BEGIN Data excerpts
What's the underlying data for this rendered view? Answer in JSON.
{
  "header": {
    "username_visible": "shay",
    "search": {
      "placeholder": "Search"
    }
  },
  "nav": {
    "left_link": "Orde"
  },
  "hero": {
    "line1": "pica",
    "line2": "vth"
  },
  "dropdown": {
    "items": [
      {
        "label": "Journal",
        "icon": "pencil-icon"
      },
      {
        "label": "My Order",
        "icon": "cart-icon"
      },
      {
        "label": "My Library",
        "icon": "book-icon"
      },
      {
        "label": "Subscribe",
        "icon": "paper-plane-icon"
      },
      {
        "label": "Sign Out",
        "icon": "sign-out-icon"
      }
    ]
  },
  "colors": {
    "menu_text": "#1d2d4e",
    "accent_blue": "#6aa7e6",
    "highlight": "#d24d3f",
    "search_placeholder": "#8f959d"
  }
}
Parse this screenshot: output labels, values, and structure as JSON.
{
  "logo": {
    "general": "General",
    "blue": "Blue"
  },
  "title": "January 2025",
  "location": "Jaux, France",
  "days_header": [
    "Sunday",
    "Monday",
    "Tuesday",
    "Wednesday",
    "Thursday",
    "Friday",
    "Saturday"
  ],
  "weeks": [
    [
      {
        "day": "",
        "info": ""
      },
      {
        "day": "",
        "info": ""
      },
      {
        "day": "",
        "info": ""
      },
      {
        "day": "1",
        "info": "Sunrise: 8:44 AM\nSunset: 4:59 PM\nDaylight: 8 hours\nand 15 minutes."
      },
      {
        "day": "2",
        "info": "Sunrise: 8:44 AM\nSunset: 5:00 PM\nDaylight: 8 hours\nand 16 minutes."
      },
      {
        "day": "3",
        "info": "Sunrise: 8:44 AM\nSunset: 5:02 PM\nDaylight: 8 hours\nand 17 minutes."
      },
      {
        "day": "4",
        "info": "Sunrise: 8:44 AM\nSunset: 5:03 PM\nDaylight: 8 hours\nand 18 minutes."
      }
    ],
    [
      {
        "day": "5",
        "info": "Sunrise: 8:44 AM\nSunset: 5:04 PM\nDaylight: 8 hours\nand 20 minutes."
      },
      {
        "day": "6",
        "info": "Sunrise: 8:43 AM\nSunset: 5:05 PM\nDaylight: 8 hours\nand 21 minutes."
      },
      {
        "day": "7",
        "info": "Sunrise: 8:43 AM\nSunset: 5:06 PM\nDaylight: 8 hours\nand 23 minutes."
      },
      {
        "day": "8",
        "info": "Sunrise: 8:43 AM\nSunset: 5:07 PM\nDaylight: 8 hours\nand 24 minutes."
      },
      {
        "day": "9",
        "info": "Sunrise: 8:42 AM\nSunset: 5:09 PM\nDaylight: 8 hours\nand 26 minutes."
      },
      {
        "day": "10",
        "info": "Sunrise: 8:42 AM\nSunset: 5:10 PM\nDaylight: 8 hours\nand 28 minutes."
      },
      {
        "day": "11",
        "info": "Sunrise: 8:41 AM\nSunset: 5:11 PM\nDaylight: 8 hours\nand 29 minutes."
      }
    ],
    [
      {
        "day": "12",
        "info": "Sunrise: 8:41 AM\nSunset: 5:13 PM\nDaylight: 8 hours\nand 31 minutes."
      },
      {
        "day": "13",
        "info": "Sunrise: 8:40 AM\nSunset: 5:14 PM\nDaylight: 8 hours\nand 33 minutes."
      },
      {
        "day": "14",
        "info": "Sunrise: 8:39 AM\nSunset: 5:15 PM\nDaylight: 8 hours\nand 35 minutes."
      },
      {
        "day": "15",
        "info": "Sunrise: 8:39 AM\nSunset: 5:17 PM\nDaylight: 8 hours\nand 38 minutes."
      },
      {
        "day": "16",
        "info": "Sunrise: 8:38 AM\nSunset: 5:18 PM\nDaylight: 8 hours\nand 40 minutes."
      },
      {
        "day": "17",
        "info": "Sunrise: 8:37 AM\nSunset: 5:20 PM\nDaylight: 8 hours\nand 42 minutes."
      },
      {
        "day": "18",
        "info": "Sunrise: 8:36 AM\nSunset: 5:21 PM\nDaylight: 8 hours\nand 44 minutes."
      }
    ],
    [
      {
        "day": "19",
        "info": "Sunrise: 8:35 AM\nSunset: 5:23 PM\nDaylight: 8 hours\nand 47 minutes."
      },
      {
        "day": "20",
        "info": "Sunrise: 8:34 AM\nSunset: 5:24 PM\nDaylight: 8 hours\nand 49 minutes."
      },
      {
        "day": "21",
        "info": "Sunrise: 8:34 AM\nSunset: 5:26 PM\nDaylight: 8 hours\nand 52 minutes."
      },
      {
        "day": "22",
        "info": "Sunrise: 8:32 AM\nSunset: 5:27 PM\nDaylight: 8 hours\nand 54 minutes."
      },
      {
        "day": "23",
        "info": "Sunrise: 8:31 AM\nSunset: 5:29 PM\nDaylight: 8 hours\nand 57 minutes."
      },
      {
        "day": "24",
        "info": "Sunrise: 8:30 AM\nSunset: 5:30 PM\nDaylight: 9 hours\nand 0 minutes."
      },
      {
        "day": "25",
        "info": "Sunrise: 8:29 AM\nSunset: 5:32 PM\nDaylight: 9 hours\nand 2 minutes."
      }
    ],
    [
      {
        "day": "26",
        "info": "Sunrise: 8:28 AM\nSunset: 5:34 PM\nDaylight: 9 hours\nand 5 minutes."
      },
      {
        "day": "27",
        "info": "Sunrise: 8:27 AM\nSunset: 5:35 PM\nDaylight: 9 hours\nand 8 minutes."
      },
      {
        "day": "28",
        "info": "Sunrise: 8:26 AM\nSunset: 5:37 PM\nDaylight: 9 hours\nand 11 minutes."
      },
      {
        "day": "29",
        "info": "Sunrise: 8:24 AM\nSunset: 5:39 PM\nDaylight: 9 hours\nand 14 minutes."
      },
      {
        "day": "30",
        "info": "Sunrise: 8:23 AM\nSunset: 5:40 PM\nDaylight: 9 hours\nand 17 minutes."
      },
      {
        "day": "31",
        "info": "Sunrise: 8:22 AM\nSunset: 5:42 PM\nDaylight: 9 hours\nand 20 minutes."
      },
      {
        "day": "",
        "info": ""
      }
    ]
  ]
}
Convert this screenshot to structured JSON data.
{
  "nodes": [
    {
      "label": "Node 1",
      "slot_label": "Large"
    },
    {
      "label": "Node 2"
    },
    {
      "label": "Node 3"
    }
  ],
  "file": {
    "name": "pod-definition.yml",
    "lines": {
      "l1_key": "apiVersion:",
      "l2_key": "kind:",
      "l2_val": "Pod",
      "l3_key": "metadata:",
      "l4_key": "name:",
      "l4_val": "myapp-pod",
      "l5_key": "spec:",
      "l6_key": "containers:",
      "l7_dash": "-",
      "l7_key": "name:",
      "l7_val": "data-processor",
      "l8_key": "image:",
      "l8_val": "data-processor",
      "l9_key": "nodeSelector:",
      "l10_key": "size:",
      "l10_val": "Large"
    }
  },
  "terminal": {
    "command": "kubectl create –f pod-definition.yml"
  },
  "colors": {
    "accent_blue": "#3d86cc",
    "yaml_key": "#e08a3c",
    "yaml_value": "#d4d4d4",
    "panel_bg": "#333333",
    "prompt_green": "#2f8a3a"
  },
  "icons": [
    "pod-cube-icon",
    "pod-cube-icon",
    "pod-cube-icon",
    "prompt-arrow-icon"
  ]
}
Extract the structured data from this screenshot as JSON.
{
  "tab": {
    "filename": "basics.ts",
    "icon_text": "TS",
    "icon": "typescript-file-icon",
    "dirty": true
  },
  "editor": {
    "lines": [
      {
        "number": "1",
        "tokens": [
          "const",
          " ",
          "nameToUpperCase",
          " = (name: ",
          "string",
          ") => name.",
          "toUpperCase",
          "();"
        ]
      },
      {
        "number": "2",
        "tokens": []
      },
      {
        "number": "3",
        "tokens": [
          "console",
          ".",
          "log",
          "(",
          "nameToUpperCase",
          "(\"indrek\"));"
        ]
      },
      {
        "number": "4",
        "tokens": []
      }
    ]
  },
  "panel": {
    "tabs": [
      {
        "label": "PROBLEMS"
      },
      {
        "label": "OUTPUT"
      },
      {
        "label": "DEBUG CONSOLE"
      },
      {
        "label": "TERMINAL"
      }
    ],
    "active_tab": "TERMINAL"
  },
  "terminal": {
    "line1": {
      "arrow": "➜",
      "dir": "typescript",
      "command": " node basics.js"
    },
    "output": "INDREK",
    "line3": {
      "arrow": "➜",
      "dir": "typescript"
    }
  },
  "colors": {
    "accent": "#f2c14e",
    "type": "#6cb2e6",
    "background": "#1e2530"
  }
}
END Data excerpts
Filter out all lines lacking the word "screenshot" and copy the rest.

Parse this screenshot: output labels, values, and structure as JSON.
Convert this screenshot to structured JSON data.
Extract the structured data from this screenshot as JSON.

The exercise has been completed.